── Material to process ──

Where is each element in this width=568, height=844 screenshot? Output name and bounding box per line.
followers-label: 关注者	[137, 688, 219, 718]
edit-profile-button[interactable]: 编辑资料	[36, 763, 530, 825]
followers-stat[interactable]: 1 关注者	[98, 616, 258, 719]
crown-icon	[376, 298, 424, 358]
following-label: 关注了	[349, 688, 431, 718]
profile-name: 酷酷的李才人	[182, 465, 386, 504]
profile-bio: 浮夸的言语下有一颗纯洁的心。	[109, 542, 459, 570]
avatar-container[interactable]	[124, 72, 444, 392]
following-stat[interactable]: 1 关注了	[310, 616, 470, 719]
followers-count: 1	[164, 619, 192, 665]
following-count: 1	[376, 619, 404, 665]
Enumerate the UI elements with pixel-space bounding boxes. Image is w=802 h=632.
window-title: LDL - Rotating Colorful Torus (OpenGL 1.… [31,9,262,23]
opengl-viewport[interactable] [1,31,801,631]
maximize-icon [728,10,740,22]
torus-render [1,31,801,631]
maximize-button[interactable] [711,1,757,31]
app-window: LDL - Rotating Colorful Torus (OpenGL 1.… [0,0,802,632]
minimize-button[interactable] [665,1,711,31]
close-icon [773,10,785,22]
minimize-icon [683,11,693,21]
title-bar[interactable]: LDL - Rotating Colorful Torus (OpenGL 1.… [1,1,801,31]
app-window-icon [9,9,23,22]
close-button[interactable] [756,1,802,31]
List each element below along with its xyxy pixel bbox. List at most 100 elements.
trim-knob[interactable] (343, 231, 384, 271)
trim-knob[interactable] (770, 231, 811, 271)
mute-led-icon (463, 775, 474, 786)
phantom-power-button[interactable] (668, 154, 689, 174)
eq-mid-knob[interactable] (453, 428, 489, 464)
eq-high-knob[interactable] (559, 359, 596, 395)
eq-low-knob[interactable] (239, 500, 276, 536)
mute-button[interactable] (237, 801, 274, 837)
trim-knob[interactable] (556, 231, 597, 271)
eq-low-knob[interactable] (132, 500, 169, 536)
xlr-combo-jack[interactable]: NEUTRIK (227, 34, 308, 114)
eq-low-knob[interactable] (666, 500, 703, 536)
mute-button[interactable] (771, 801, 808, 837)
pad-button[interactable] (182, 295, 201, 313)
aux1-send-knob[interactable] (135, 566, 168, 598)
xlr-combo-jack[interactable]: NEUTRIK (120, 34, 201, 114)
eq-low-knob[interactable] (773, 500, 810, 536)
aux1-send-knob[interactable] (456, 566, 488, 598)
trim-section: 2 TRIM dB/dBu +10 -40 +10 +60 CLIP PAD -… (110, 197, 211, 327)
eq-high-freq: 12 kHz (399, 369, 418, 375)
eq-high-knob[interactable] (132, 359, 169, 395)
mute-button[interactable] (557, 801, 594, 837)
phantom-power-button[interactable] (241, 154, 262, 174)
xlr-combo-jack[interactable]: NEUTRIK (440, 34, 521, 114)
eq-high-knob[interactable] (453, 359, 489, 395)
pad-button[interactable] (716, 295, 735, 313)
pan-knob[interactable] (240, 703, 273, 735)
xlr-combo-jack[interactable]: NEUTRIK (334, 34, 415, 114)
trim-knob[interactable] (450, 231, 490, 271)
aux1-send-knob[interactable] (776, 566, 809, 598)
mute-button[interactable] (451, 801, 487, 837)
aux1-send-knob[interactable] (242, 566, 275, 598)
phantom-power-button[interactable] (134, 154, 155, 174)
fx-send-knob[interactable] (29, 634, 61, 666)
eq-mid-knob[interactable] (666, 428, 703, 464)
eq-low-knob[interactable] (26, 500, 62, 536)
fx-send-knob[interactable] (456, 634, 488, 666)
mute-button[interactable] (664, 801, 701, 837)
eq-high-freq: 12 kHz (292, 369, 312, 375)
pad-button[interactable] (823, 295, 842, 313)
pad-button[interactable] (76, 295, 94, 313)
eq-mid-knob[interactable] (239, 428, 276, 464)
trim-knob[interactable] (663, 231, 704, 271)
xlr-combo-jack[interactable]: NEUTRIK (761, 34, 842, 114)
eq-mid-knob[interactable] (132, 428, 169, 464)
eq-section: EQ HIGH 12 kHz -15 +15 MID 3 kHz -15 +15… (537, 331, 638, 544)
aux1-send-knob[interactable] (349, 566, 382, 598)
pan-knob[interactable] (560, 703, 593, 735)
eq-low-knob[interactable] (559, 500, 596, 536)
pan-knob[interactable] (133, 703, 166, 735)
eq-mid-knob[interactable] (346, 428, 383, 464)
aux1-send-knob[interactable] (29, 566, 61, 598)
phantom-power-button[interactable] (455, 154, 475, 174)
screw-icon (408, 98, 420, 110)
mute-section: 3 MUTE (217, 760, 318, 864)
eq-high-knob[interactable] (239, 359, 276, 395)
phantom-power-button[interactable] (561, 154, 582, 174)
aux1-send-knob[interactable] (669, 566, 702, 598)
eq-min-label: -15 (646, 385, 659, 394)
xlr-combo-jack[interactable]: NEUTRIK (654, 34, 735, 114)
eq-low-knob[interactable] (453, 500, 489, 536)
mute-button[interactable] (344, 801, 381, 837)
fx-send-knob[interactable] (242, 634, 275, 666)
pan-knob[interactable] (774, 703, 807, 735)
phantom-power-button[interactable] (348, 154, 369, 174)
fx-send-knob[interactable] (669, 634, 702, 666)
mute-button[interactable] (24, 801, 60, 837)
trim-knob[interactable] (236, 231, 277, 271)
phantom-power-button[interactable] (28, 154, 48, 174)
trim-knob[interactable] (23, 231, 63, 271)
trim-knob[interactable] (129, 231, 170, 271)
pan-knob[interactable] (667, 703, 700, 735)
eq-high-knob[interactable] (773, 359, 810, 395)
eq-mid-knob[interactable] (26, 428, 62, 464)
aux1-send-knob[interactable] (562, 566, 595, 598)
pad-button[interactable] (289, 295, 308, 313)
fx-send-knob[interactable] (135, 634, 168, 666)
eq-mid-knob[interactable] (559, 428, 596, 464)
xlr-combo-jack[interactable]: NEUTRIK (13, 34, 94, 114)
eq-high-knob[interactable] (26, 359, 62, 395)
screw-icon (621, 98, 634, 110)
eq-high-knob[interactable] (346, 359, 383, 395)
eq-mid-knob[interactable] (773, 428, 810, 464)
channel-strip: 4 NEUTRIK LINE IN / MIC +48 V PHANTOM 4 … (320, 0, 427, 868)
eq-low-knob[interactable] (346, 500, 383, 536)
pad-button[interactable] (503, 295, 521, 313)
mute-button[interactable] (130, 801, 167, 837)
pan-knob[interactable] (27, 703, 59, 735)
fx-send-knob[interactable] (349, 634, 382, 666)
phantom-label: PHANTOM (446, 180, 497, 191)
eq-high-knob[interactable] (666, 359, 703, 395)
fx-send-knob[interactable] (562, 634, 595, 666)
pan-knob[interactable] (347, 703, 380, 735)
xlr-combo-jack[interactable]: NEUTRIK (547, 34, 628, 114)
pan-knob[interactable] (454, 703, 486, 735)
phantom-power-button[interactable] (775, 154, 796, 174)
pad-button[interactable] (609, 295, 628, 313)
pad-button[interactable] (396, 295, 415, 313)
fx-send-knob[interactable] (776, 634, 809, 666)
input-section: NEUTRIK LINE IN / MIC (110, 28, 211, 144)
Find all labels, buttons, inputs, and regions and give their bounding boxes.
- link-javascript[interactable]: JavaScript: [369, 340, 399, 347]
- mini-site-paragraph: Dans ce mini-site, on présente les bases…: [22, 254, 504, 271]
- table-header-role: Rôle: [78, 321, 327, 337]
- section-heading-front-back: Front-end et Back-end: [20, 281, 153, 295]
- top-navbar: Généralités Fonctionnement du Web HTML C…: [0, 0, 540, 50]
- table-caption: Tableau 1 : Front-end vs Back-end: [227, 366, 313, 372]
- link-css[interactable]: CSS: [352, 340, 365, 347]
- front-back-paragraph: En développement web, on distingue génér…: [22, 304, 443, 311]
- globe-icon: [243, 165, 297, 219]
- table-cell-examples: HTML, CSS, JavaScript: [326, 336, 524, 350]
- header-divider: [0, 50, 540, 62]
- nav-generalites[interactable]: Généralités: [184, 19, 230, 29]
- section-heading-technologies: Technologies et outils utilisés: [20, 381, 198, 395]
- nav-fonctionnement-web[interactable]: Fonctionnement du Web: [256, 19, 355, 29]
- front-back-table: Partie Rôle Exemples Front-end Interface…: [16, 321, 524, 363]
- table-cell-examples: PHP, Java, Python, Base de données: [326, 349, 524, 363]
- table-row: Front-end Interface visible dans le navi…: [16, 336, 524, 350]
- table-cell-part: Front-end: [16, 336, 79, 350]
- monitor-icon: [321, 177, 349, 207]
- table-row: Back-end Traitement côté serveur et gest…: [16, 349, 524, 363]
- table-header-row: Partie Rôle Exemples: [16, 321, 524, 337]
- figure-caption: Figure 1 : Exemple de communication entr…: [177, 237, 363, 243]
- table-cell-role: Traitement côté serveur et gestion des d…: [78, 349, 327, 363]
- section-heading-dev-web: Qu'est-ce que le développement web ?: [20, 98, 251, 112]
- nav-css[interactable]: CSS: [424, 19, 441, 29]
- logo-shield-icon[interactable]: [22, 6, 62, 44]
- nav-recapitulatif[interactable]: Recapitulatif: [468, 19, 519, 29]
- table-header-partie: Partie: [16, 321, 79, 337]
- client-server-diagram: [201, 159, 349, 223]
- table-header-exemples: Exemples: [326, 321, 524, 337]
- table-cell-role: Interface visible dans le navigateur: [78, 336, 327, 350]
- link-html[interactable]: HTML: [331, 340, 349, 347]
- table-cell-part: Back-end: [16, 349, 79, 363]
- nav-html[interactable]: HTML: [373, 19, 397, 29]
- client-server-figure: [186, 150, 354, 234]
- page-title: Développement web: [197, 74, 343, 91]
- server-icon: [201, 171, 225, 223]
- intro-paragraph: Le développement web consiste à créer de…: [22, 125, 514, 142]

───

## Stated exercise
Reproduce verbatim the stretch of data above, from its very first line through the line that contains "619, 404, 665]", including both of those lines.

## Written response
Where is each element in this width=568, height=844 screenshot? Output name and bounding box per line.
followers-label: 关注者	[137, 688, 219, 718]
edit-profile-button[interactable]: 编辑资料	[36, 763, 530, 825]
followers-stat[interactable]: 1 关注者	[98, 616, 258, 719]
crown-icon	[376, 298, 424, 358]
following-label: 关注了	[349, 688, 431, 718]
profile-name: 酷酷的李才人	[182, 465, 386, 504]
profile-bio: 浮夸的言语下有一颗纯洁的心。	[109, 542, 459, 570]
avatar-container[interactable]	[124, 72, 444, 392]
following-stat[interactable]: 1 关注了	[310, 616, 470, 719]
followers-count: 1	[164, 619, 192, 665]
following-count: 1	[376, 619, 404, 665]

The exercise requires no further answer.